### Instruction
Lines containing the string "Republicans" are to be collected in full.

───── Source material ─────

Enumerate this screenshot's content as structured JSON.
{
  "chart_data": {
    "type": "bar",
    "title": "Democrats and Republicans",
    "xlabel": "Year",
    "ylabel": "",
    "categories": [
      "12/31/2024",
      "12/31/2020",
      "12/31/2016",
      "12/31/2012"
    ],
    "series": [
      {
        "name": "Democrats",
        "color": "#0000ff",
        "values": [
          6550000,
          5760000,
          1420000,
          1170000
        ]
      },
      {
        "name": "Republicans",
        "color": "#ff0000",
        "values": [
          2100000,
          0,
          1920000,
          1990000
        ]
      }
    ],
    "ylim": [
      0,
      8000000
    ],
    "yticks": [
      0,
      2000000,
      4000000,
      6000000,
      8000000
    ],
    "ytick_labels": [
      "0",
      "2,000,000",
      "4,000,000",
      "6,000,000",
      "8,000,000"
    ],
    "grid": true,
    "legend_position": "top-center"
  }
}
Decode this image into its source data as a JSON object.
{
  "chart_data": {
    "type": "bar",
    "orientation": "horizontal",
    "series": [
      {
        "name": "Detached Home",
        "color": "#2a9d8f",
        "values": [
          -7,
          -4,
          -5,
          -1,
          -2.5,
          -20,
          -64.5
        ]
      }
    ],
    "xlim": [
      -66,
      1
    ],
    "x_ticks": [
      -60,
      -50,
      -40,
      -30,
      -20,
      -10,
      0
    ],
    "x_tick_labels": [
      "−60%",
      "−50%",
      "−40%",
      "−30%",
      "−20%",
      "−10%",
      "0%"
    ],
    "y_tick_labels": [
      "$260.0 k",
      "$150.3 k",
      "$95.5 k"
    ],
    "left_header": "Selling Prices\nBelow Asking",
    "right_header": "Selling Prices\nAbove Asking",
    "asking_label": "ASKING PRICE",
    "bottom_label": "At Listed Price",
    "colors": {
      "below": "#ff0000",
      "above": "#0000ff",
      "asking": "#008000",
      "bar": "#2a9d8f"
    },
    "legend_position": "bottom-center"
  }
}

─────

### Problem solution
    "title": "Democrats and Republicans",
        "name": "Republicans",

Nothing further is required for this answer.